> _Required work_
Search the records for "smoothed". Copy every line where it appears.
— Begin Records —
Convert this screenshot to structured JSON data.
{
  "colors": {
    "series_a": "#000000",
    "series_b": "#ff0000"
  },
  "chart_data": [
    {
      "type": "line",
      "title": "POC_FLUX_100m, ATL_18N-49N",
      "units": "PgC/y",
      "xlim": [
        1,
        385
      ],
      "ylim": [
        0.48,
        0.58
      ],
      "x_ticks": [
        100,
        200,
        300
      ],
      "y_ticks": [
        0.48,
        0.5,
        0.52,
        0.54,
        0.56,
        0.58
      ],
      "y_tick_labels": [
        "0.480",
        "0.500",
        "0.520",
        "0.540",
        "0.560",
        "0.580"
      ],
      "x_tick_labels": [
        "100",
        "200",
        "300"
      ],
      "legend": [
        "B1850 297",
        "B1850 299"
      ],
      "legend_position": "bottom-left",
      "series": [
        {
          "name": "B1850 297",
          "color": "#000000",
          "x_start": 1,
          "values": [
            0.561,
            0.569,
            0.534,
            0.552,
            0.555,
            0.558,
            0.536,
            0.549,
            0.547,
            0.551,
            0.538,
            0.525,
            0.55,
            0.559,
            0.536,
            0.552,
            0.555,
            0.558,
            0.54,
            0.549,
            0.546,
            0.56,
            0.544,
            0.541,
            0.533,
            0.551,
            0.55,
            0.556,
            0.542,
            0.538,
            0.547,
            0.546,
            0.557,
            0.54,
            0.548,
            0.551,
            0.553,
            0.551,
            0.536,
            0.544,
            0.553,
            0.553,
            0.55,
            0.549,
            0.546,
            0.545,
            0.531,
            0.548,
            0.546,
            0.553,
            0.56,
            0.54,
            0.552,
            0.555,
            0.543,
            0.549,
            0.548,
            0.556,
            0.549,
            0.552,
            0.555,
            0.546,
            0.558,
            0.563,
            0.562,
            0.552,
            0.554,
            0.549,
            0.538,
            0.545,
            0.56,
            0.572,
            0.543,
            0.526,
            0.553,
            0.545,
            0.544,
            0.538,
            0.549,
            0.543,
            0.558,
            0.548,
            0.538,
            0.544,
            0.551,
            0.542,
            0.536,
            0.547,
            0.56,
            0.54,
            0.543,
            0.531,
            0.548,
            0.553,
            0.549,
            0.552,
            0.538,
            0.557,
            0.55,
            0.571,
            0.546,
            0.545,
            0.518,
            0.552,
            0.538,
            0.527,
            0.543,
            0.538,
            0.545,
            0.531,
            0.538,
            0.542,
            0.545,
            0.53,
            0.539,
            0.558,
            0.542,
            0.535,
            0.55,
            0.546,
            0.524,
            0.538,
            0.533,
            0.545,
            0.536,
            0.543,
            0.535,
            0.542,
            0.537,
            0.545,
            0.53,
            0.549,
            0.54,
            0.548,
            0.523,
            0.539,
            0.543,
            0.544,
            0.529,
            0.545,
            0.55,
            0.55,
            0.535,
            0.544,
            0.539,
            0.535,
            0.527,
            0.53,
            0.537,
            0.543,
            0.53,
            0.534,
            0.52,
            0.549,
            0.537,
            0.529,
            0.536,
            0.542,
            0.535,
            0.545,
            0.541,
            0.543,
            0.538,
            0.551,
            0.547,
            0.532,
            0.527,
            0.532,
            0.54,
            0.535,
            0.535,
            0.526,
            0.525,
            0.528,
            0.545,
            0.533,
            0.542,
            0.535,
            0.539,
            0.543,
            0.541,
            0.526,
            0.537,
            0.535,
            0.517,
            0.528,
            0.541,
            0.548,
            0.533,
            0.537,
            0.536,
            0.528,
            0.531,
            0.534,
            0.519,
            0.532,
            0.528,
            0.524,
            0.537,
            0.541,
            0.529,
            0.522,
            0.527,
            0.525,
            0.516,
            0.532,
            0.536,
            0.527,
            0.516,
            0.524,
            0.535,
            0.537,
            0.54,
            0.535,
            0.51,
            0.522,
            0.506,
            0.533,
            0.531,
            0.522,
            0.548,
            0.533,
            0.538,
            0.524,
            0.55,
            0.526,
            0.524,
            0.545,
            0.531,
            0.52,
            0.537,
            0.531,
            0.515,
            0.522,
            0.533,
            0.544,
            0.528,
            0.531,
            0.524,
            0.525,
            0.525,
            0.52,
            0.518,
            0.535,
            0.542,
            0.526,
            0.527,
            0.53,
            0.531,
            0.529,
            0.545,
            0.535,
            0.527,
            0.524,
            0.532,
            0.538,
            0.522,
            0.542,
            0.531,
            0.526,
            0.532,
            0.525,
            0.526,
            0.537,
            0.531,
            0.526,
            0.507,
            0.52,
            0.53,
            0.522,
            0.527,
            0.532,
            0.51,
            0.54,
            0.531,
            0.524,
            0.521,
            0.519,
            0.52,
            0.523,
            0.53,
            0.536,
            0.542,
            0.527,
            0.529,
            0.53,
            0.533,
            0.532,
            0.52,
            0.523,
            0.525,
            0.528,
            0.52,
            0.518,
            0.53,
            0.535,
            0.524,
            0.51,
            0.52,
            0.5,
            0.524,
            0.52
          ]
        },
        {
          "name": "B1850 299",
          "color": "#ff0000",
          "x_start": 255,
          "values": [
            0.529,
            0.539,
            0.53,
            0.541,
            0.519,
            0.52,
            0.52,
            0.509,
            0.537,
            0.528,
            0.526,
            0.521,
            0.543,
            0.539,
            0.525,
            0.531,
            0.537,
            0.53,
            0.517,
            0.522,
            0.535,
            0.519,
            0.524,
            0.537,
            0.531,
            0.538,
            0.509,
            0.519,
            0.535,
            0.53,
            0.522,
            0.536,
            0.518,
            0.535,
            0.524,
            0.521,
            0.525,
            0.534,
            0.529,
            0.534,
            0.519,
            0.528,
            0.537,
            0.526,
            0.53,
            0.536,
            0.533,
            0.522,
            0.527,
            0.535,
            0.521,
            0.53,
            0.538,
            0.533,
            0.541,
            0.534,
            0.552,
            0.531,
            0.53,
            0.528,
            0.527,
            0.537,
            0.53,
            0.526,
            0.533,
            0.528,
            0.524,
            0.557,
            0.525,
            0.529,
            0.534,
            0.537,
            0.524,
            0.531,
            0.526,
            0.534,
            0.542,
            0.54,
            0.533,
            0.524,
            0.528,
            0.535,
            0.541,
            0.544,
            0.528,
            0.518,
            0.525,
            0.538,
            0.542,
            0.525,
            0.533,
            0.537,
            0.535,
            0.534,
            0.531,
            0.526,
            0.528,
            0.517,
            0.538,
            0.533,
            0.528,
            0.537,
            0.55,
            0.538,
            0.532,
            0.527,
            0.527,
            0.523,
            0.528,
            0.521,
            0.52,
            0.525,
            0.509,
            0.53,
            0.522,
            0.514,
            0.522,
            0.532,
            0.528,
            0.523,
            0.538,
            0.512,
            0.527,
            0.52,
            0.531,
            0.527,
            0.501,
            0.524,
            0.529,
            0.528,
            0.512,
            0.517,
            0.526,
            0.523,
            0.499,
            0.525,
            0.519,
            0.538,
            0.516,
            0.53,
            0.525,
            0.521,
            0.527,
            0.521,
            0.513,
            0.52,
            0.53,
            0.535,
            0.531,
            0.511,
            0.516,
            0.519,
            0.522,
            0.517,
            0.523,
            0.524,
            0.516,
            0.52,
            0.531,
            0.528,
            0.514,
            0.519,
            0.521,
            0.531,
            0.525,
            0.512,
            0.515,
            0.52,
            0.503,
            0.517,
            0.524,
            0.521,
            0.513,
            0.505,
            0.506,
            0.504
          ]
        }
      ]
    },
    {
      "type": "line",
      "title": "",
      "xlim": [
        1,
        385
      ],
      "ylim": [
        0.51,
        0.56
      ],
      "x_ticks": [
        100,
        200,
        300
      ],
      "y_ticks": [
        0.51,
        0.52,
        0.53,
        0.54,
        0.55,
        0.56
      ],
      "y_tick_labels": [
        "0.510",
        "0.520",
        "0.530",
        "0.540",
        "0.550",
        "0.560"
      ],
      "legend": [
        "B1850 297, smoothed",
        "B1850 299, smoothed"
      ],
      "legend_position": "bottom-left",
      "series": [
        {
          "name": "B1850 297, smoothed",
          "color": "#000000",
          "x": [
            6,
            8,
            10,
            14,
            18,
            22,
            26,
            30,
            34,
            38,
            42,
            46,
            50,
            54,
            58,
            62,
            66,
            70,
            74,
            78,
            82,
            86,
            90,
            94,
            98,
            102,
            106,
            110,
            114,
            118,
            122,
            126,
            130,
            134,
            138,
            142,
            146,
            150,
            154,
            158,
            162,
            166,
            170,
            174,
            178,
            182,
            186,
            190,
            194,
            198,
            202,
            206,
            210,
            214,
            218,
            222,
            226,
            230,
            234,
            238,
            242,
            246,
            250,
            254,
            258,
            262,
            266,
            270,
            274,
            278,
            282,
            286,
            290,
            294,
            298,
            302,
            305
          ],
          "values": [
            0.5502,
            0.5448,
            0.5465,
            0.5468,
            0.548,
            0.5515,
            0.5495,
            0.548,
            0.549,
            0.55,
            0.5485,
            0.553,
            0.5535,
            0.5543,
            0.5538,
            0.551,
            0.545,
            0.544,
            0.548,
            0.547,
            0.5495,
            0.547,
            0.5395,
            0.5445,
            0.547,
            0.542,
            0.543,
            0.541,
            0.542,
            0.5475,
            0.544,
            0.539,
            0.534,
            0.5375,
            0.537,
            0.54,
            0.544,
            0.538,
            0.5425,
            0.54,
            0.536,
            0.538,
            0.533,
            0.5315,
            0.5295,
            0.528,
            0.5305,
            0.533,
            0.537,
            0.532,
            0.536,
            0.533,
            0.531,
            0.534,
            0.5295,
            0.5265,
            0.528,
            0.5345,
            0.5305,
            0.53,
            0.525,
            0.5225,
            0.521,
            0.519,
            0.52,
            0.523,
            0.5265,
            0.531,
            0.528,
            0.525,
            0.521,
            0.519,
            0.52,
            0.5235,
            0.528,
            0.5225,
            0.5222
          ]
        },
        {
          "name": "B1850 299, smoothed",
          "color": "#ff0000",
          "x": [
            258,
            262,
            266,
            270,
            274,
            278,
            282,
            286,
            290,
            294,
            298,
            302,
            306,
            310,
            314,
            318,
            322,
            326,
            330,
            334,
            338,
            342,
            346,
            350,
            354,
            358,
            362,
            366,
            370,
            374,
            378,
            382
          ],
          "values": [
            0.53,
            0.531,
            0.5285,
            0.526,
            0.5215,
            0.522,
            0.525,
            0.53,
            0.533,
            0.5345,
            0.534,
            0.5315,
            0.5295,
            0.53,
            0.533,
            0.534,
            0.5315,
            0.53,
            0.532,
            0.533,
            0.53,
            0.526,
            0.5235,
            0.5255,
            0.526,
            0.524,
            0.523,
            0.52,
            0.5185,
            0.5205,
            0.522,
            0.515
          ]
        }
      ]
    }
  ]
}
— End Records —
> _The response_
        "B1850 297, smoothed",
        "B1850 299, smoothed"
          "name": "B1850 297, smoothed",
          "name": "B1850 299, smoothed",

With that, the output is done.